▸ Directions:
1 > Transcribe the passage of the article on Bahrain's first satellite from "Gulf Weekly Naman" up to and including "we postponed it.".
2 > According to the article on Bahrain's first satellite, in what month and year did the NSSA team begin working on the project?
3 > Resume the article on Bahrain's first satellite, starting right after its last sentence.

▸ Text passage:
● ● ●
Gulf Weekly Naman Arora
By Naman Arora

Bahrain’s first-ever satellite, which may revolutionise the global understanding of lightning storms, is set to be launched from the International Space Station (ISS) later this month.

And the kingdom’s space team could not be more excited!

For the seven-person team at the National Space Science Agency (NSSA), the successful orbit of Light-1 will be the fruition of more than three years of diligent efforts, energy and collaboration with international space science agencies.

“Our team has been working on the project since March 2019, which is when we received the initial mission, definition and concept,” NSSA engineering specialist Aysha Alharam told GulfWeekly.

“We were supposed to launch by mid-2021, but due to the Covid-19 situation, we postponed it.

“During 2019, we designed the mission concept and then did a critical design review in 2020. It was during the second half of 2020 that we started building the satellite.”

After construction, the second half of 2021 was spent conducting final environmental and safety reviews.
● ● ●
▸ Supplied data:
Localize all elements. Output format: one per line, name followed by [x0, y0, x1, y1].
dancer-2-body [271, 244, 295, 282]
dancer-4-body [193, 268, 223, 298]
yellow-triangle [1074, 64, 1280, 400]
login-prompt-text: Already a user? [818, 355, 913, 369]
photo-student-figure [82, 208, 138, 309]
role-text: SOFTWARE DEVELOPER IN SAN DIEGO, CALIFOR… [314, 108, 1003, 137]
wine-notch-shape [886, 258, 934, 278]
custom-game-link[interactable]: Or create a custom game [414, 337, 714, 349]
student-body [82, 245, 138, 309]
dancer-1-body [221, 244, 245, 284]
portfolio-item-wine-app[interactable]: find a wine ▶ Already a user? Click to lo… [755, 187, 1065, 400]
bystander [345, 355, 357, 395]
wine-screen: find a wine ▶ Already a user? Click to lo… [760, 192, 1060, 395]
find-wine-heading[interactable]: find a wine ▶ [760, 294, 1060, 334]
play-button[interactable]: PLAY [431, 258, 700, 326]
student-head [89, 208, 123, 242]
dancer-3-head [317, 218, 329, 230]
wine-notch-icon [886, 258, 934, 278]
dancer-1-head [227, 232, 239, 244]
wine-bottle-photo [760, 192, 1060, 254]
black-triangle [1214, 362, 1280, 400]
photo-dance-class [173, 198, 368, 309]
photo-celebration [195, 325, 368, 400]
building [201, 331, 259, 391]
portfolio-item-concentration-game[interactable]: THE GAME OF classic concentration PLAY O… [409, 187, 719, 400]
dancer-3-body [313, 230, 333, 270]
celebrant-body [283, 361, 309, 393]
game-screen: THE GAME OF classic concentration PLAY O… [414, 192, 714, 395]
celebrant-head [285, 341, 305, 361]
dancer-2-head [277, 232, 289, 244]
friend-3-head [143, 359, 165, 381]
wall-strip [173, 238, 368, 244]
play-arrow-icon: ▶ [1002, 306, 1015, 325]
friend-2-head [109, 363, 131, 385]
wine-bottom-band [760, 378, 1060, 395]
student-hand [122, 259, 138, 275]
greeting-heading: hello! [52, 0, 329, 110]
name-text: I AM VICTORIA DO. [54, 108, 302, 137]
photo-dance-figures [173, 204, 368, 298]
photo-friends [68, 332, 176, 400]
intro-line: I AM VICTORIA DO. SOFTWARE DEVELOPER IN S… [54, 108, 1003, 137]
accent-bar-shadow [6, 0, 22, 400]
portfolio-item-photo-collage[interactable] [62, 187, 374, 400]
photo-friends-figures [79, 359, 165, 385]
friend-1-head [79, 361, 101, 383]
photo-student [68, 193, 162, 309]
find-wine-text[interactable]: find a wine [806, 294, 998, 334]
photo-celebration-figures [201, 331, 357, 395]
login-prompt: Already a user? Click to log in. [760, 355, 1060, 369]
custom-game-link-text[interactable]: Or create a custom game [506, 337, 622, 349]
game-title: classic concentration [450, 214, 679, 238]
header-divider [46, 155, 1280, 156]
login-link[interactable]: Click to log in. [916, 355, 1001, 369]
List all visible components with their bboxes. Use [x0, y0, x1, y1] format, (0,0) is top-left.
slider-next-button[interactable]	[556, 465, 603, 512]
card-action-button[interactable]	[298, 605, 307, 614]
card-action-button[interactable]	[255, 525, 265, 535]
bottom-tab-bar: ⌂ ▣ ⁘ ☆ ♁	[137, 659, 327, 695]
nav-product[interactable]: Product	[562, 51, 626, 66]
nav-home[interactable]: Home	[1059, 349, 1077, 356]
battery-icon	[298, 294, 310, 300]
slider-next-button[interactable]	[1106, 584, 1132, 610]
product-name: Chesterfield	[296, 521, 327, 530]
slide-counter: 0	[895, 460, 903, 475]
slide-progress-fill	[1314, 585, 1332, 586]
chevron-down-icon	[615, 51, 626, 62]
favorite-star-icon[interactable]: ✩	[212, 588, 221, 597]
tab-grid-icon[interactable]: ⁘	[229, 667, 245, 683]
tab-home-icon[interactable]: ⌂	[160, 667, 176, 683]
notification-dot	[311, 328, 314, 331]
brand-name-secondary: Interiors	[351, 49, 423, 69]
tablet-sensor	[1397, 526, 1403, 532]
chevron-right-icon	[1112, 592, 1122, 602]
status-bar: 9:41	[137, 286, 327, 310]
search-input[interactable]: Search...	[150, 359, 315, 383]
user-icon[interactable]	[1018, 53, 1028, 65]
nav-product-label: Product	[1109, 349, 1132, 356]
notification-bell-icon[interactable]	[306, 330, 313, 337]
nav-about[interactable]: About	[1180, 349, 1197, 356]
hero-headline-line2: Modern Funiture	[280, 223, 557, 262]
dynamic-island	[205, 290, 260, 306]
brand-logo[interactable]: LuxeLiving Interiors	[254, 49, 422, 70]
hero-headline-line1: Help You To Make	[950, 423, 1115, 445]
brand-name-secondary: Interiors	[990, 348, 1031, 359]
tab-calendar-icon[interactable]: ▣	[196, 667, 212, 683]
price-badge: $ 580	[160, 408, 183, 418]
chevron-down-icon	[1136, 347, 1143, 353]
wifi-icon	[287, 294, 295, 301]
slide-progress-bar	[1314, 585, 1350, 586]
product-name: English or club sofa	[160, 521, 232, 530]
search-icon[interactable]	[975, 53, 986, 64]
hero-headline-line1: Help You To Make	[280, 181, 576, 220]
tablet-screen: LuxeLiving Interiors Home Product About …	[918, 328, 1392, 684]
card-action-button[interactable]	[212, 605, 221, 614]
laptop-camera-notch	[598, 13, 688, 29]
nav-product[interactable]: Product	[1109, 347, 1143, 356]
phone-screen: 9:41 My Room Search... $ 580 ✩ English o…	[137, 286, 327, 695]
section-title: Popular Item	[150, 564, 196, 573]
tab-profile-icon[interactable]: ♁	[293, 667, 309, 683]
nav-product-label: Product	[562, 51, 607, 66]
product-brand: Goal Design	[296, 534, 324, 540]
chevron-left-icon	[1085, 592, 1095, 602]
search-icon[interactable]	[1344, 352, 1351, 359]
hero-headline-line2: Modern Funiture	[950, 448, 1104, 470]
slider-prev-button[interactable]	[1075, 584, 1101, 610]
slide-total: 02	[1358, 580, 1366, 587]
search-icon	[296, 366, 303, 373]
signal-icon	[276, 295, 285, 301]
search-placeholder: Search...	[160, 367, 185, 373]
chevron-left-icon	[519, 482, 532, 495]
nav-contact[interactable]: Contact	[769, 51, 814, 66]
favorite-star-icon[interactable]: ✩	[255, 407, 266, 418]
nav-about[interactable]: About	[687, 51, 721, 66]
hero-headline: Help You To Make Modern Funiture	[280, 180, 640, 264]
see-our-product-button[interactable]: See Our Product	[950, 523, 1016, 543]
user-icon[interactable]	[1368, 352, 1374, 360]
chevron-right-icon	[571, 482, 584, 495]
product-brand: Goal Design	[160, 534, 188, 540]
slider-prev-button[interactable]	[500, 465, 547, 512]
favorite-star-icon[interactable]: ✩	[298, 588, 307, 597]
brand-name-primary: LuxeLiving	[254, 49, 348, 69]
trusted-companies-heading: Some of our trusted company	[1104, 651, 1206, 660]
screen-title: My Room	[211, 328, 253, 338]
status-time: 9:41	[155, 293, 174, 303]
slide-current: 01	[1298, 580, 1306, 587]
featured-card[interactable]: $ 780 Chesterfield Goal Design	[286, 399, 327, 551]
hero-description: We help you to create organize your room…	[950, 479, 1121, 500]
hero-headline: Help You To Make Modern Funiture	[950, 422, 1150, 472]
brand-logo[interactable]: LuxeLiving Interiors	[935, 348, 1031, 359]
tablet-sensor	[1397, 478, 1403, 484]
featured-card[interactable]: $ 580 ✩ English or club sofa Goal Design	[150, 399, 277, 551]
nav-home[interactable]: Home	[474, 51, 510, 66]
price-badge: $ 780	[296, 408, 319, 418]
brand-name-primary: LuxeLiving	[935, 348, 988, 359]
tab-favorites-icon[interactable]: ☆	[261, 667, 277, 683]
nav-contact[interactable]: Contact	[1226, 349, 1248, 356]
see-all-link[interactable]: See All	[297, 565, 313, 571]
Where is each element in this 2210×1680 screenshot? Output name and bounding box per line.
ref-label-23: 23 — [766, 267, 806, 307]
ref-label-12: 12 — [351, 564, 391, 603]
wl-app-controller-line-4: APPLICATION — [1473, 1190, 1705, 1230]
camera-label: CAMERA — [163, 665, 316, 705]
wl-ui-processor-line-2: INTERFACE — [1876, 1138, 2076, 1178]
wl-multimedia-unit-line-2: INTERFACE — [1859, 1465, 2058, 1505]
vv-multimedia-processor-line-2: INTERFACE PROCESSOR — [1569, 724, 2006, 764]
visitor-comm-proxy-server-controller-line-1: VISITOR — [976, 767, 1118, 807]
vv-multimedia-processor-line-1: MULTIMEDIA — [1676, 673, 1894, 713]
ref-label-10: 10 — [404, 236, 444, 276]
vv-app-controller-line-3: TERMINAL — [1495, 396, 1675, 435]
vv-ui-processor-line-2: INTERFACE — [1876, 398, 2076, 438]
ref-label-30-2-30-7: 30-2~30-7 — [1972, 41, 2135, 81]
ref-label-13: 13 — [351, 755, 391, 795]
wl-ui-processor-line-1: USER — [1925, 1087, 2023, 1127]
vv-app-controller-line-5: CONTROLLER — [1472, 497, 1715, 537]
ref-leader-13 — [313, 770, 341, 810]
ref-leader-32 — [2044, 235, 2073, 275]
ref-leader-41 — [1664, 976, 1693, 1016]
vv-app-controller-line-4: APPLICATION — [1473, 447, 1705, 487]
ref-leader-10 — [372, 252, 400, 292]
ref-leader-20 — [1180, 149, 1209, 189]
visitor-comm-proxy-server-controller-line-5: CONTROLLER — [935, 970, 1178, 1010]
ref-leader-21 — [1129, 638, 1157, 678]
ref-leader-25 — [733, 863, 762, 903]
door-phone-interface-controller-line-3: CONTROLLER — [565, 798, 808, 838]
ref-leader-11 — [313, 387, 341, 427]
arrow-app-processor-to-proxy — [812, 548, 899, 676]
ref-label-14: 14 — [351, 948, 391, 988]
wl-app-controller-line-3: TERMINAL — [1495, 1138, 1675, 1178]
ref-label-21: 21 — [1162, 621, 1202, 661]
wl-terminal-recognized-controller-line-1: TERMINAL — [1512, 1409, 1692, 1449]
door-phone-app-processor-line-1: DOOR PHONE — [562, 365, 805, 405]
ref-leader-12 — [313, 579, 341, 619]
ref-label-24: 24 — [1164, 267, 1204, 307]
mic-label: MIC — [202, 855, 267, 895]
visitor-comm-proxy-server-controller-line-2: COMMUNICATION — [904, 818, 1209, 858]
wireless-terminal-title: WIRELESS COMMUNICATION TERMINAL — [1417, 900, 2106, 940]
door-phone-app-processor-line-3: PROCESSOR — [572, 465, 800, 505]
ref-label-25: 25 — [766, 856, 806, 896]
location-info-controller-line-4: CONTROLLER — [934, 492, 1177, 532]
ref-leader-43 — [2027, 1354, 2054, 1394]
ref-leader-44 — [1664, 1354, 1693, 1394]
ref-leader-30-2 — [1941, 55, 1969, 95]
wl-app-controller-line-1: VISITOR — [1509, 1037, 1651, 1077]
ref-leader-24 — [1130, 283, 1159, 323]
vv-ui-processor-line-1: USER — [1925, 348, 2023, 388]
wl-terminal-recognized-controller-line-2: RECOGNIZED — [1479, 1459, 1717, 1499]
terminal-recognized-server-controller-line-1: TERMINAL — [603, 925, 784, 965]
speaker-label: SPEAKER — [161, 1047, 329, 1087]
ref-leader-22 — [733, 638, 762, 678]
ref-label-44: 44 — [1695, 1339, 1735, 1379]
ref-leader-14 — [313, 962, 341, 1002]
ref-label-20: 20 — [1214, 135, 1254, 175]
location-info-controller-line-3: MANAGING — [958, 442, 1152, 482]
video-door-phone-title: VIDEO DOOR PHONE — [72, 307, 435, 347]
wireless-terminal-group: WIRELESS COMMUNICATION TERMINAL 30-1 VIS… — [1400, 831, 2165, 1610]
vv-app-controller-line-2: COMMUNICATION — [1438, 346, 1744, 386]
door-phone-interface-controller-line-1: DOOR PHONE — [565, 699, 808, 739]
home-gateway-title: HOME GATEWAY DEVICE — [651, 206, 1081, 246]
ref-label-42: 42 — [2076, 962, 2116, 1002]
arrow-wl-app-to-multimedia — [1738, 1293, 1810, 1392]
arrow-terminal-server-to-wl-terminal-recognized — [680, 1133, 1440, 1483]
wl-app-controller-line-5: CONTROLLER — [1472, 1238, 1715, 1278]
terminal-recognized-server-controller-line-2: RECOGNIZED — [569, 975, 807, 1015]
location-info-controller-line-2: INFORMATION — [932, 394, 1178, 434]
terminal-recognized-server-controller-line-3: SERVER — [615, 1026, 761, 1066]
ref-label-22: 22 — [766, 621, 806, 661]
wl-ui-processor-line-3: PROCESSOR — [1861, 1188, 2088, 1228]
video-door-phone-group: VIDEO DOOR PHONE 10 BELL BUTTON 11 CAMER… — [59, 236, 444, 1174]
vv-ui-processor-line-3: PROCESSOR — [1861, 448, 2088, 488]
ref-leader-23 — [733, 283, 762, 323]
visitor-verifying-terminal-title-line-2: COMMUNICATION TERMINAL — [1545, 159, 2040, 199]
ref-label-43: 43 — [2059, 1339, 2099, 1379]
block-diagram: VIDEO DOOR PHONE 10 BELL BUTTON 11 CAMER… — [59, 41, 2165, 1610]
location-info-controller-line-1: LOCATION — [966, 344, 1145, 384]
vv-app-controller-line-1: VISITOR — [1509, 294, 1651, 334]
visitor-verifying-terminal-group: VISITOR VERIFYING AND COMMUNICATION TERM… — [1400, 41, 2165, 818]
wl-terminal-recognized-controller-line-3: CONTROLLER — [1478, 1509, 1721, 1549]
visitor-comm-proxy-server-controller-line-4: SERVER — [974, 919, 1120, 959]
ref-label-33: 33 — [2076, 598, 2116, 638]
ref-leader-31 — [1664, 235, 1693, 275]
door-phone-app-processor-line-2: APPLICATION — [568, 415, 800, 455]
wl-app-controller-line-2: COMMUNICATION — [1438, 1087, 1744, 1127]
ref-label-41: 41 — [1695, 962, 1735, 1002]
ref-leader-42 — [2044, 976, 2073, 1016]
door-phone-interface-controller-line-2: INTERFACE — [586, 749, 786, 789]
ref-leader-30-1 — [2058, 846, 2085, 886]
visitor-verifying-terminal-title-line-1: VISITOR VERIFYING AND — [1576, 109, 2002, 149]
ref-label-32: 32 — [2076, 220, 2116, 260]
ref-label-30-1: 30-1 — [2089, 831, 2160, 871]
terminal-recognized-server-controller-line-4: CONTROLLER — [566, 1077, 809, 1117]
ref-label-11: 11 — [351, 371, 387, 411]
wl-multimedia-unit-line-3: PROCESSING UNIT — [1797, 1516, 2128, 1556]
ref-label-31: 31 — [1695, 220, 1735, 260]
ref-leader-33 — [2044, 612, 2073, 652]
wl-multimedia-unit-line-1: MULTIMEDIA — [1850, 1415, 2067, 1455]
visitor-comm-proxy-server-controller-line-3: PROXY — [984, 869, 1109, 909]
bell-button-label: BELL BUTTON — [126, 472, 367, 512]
● ● ●
▸ Answers given:
1 >
Gulf Weekly Naman Arora
By Naman Arora

Bahrain’s first-ever satellite, which may revolutionise the global understanding of lightning storms, is set to be launched from the International Space Station (ISS) later this month.

And the kingdom’s space team could not be more excited!

For the seven-person team at the National Space Science Agency (NSSA), the successful orbit of Light-1 will be the fruition of more than three years of diligent efforts, energy and collaboration with international space science agencies.

“Our team has been working on the project since March 2019, which is when we received the initial mission, definition and concept,” NSSA engineering specialist Aysha Alharam told GulfWeekly.

“We were supposed to launch by mid-2021, but due to the Covid-19 situation, we postponed it.

2 > March 2019

3 >
The nanosatellite Light-1 was launched aboard the SpaceX Falcon-9 CRS-24 on December 21, 2021, from the Nasa Kennedy Space Centre in Cape Canaveral, Florida, US and docked at the ISS the next day.

It is a joint project between Bahrain’s National Space Science Agency (NSSA), UAE Space Agency, Khalifa University and New York University Abu Dhabi and it will be used to conduct research during lightning storms that will help civil aviation safety experts in future.

The Light-1 satellite was named after His Majesty King Hamad’s book, First Light.

Now that it’s on board the ISS, the astronauts at the space station will launch it in the next several weeks.

The nanosatellite – approximately 10cm x 10cm x 34.5cm in size – will be in orbit at an altitude of 400km, at an orbital incline of 51.6 degrees. It will complete an orbit approximately every 90 minutes.

Its transceiver uses an ultra-high frequency (UHF) band, with a secondary S-Band for downloading large amounts of data transmitted to three ground stations in Abu Dhabi, Denmark and Lithuania.

“We will be receiving data twice a day from the satellite,” NSSA engineer Ahmed Bushlaibi explained.

“Our research from the data collected will focus on Terrestrial Gamma Ray Flashes (TGFs) – a topic about which there is very little research and academic output.

“So Light-1 will add to the global research about the intensity of TGFs by measuring when and where these flashes will occur. Once we have this data, we can conduct our analysis to identify the impact of TGFs on airplane markets, the people on board the aircrafts and the atmosphere.”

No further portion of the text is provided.